Task goal →
Only lines holding "JSON" are wanted; copy each of them from the records below.
══════════════════════════════
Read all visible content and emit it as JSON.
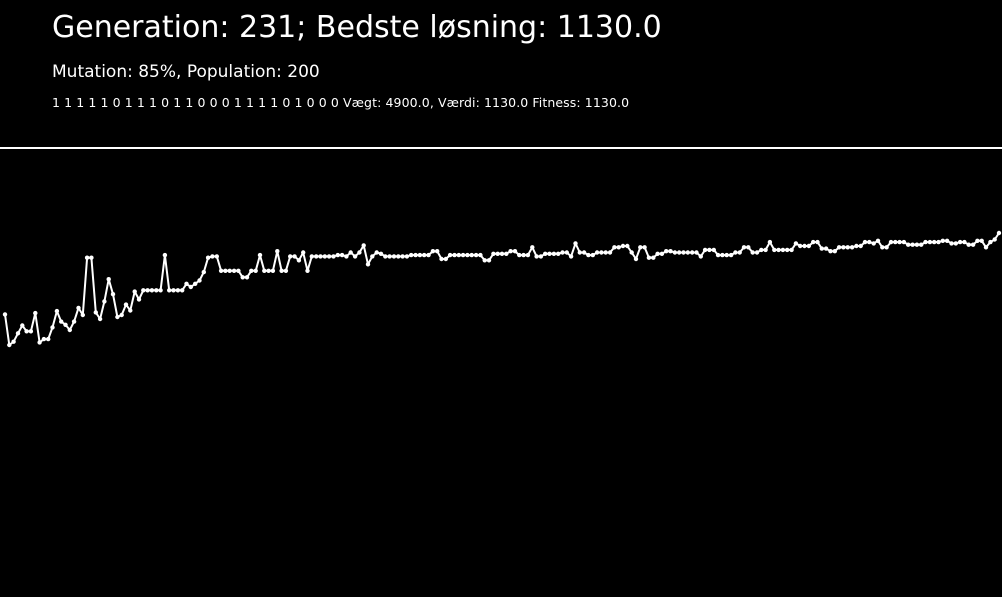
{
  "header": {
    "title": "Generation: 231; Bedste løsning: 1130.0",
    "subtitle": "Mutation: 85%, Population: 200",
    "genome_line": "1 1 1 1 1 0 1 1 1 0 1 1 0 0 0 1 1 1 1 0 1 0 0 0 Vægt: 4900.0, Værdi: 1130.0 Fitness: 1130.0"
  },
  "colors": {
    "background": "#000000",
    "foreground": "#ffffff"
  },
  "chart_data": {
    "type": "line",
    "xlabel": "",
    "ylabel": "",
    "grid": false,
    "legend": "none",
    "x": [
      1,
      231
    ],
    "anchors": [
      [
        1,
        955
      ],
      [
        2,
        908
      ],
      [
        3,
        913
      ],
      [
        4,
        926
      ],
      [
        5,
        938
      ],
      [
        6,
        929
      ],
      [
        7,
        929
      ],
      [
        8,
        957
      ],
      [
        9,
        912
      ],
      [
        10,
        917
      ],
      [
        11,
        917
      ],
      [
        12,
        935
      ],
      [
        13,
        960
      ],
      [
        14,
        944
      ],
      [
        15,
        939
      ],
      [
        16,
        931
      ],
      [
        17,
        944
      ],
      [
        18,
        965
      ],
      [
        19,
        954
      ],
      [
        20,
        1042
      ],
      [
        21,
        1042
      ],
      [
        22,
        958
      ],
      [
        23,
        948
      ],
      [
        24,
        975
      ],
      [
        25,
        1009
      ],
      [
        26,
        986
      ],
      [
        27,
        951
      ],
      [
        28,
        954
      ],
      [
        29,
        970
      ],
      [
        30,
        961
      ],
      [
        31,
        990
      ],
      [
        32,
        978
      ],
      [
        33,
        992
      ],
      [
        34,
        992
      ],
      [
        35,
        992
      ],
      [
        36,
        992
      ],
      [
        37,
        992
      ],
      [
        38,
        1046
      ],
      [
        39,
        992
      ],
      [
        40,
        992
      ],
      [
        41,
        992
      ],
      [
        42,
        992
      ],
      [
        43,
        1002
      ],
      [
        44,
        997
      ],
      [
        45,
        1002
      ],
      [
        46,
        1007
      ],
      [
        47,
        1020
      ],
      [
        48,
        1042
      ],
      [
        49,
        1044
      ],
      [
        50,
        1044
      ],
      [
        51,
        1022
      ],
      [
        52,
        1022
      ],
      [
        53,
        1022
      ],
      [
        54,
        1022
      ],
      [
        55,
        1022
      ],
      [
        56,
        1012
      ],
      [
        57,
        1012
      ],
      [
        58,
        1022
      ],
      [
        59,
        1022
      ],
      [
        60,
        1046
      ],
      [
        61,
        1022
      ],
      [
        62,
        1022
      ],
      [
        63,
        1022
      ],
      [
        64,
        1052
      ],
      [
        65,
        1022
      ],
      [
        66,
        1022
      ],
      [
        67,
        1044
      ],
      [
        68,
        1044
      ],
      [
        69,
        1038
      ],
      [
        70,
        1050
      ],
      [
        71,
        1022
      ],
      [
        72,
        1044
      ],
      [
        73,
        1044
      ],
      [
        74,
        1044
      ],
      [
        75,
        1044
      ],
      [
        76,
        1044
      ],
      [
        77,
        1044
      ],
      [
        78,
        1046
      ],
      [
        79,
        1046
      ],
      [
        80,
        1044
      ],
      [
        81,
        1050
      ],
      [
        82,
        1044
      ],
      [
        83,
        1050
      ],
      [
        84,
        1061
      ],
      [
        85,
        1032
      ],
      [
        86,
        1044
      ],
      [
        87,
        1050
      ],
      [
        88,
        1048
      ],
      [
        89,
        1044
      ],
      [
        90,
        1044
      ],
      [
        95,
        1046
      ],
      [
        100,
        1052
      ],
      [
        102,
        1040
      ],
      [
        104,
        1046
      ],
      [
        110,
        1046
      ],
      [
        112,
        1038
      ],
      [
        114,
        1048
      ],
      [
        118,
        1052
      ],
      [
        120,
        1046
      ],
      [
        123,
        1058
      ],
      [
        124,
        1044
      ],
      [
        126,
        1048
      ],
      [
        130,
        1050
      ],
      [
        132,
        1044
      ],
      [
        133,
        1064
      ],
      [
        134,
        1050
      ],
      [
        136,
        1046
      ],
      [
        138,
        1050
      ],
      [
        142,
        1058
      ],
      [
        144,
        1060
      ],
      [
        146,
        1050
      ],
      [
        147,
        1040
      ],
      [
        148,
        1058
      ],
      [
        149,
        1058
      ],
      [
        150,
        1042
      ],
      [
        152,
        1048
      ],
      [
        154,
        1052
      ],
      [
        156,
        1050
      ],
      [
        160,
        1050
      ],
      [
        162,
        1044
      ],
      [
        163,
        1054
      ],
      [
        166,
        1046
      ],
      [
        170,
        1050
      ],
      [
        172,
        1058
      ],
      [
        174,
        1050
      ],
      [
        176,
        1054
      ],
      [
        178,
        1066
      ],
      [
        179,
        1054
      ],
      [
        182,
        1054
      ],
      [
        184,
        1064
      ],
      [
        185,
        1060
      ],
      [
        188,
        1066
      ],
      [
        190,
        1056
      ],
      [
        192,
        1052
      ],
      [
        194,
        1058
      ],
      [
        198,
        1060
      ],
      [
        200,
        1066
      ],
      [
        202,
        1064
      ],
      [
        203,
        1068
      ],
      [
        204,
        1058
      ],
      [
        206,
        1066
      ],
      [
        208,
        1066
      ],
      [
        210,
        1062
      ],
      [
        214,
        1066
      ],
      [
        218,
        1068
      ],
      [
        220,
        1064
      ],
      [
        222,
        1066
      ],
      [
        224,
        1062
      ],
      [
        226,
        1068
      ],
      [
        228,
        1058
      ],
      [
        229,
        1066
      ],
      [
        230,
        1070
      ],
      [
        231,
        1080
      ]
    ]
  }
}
══════════════════════════════
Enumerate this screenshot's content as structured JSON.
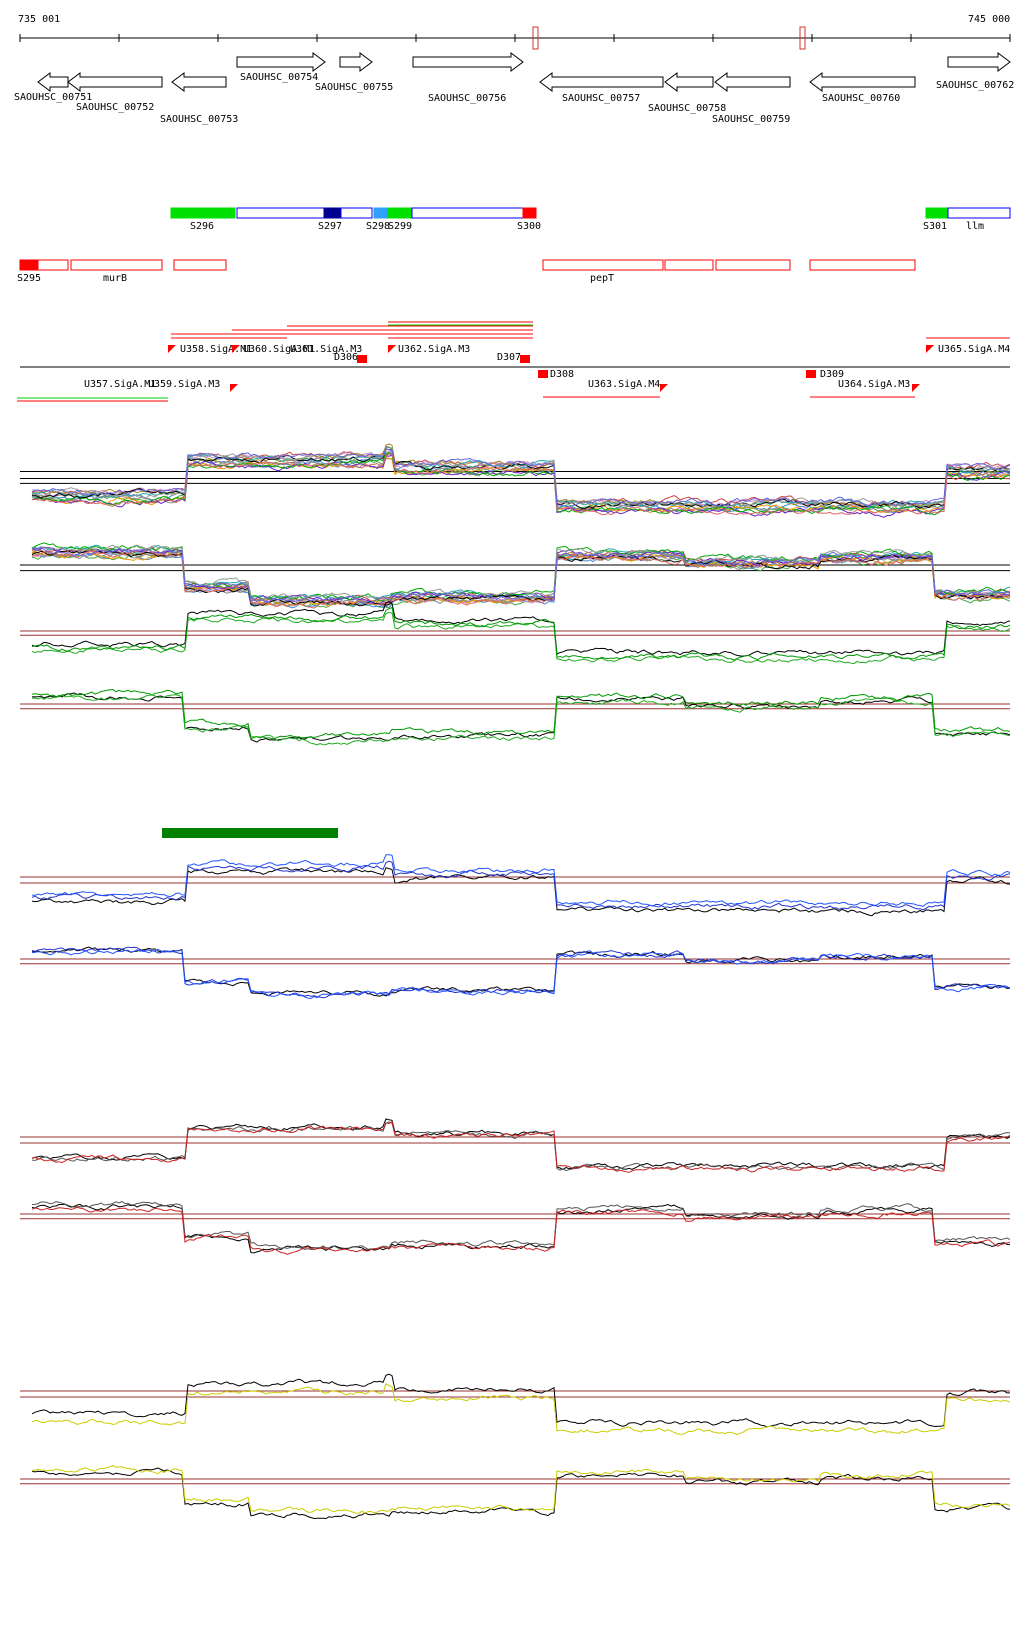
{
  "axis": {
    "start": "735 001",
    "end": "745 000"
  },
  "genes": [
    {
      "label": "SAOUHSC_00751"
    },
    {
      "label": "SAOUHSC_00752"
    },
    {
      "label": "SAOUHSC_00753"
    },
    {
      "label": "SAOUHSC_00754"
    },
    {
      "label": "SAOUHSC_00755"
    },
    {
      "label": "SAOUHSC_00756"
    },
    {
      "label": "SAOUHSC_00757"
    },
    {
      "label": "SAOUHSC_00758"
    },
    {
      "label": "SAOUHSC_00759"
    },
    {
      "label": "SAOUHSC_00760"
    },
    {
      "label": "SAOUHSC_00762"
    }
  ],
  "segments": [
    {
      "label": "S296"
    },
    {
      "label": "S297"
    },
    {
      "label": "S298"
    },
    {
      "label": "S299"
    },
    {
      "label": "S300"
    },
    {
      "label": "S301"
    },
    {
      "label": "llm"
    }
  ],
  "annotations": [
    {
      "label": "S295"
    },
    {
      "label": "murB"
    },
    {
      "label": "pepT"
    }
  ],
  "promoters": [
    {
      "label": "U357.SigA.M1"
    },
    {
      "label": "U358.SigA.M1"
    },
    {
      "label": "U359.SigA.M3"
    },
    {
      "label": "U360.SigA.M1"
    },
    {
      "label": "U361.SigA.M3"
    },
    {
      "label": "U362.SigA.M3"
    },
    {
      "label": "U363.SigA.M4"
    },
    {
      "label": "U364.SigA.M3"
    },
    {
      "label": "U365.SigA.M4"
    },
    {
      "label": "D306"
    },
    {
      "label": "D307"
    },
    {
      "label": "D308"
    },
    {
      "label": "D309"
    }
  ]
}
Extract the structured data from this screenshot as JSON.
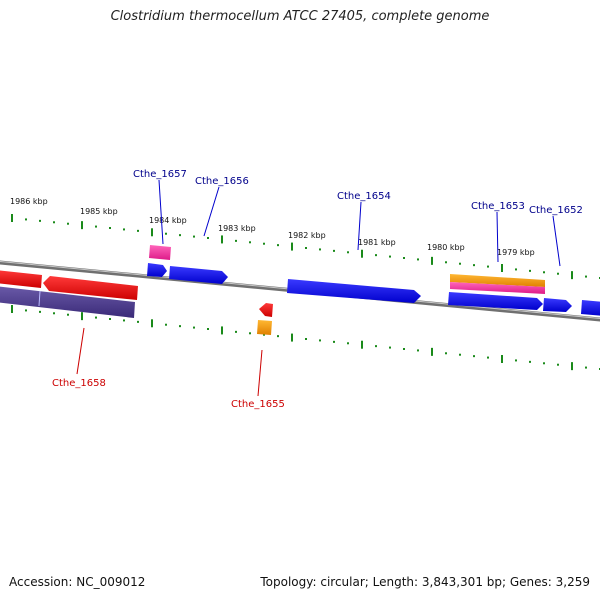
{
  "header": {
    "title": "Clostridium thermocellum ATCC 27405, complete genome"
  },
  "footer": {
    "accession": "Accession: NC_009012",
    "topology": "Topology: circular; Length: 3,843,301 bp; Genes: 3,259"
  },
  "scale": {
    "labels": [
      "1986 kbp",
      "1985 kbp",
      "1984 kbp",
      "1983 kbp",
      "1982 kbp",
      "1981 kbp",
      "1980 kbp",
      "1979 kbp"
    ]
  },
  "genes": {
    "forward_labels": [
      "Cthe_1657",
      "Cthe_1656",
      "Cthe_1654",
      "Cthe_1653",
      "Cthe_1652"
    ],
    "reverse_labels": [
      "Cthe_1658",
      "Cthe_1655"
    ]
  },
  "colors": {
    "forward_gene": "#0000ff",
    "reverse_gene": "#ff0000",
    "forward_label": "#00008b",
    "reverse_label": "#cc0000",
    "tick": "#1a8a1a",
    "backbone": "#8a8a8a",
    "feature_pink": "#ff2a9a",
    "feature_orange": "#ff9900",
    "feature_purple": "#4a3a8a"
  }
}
══════════════════════════════
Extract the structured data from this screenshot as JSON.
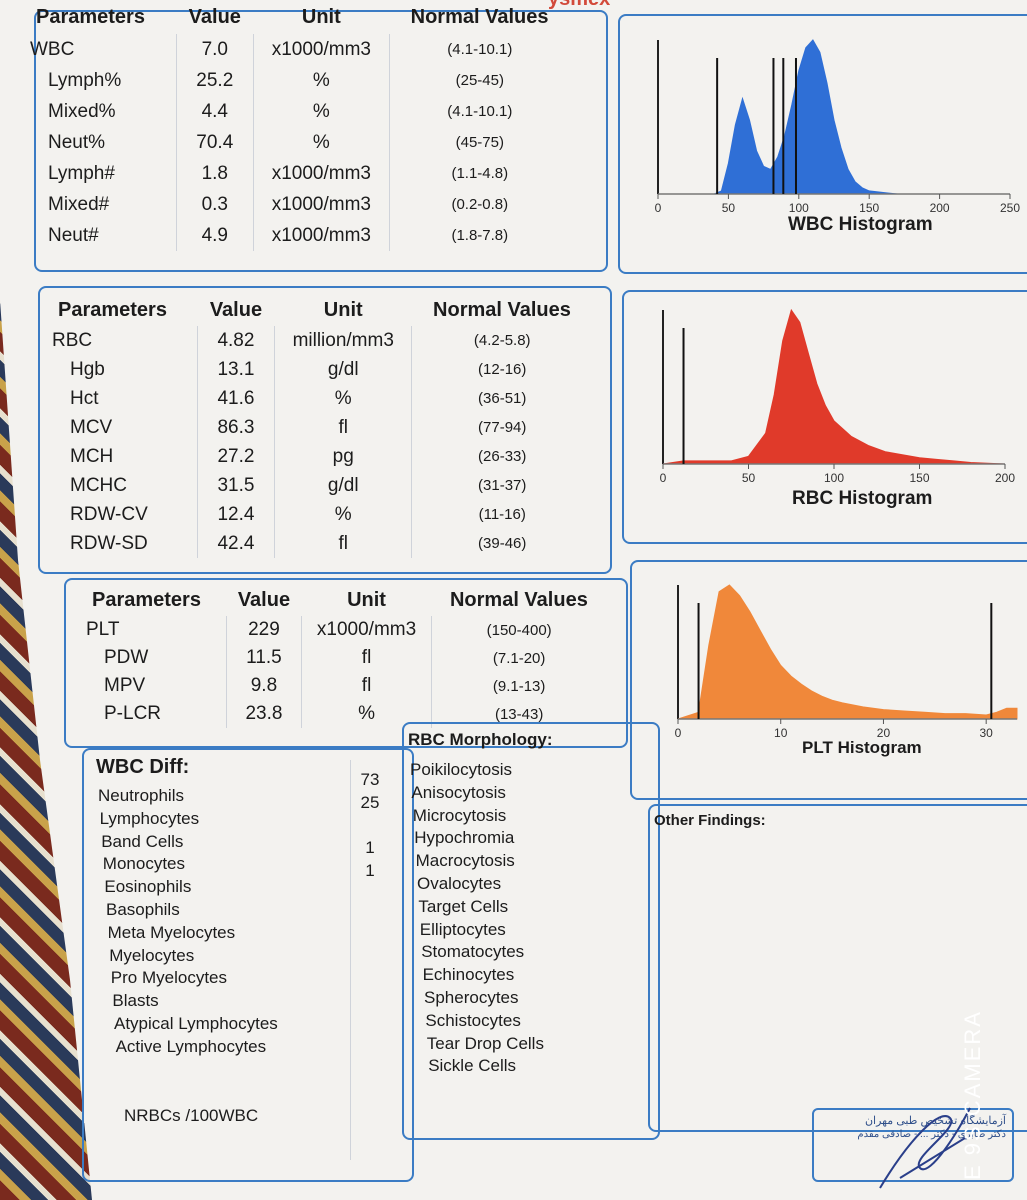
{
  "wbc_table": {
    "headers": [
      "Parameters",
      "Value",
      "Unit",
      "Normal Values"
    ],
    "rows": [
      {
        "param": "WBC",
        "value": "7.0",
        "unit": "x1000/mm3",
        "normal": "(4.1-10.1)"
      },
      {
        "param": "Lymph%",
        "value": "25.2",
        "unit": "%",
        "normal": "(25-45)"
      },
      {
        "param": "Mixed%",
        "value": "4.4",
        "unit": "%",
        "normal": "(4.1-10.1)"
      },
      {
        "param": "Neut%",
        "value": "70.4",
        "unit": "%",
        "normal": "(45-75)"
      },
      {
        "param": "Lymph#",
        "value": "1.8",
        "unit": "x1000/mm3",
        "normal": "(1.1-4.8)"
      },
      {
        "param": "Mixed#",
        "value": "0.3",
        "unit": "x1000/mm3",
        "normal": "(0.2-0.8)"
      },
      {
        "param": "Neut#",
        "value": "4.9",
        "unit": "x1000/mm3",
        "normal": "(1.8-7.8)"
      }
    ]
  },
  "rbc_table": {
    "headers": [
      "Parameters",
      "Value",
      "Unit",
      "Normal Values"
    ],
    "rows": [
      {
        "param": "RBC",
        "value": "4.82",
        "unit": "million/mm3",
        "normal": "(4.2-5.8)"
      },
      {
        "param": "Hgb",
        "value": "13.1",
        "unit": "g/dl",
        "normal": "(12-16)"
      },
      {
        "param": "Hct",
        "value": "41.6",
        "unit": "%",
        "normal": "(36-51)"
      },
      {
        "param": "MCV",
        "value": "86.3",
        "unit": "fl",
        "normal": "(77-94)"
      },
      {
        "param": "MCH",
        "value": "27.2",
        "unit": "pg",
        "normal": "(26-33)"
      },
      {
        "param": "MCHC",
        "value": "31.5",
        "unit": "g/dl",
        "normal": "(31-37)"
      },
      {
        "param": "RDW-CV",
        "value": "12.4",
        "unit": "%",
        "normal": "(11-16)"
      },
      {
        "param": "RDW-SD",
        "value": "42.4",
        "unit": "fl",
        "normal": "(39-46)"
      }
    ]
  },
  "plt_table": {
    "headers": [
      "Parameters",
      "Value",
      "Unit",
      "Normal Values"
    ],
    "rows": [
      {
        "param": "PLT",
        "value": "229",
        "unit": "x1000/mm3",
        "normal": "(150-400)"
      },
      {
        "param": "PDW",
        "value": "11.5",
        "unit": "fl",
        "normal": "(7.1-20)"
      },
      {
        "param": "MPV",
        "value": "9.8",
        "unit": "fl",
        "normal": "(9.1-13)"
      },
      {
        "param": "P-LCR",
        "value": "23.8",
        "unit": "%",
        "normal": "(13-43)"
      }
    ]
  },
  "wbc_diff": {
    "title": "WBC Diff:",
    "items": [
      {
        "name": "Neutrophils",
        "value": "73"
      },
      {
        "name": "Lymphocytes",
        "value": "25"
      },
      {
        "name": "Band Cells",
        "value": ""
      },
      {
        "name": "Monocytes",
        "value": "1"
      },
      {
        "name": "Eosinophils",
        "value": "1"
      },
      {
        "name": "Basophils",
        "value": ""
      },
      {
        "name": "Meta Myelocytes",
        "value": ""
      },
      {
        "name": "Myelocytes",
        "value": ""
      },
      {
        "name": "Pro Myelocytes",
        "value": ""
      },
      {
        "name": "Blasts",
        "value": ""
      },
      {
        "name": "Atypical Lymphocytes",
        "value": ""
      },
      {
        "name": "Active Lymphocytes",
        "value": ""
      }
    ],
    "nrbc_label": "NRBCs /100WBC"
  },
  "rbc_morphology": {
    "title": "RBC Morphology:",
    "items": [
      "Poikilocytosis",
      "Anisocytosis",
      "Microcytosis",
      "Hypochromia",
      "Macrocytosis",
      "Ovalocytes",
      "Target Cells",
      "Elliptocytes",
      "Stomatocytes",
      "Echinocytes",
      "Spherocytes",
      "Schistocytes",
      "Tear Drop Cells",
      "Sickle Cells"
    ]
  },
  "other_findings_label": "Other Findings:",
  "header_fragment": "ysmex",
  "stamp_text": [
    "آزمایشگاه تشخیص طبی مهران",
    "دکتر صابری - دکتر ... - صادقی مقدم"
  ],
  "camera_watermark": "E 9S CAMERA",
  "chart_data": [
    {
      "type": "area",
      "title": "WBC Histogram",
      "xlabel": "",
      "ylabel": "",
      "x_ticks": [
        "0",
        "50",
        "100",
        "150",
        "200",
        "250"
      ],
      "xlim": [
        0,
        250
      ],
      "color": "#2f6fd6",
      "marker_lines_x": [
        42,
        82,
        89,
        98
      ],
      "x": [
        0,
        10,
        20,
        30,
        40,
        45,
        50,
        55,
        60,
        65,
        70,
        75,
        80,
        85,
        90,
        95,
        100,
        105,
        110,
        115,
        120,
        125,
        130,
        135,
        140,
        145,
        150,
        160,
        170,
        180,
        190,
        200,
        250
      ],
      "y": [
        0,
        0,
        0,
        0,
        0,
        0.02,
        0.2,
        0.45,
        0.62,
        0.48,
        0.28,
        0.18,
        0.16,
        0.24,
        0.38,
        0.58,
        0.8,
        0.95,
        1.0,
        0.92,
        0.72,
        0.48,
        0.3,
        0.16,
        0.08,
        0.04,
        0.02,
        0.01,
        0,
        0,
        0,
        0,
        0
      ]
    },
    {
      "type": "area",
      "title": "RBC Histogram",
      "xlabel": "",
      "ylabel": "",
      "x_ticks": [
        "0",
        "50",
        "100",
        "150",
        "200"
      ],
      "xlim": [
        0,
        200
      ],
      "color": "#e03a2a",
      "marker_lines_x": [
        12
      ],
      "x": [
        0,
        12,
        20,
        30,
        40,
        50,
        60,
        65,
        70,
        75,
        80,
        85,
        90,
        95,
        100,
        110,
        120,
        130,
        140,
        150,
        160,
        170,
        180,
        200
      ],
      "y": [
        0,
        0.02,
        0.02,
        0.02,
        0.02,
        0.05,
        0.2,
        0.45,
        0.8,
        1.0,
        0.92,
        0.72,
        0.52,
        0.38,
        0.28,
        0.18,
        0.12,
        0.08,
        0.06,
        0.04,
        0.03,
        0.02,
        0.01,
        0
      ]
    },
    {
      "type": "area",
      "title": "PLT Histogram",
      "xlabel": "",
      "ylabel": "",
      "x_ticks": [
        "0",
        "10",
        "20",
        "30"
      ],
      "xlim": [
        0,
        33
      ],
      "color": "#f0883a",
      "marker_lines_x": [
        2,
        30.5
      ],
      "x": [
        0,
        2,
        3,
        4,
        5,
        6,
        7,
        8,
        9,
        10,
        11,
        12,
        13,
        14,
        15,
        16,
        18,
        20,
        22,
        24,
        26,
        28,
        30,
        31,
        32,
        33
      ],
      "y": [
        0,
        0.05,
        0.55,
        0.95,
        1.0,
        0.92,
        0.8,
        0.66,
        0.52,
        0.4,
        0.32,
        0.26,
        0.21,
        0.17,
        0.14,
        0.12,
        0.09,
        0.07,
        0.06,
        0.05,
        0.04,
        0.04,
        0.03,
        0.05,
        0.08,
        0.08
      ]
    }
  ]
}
══════════════════════════════
Task solution →
Read all visible content and emit it as JSON.
Enumerate this screenshot's content as structured JSON.
Extract the structured data from this screenshot as JSON.
Extract the structured data from this screenshot as JSON.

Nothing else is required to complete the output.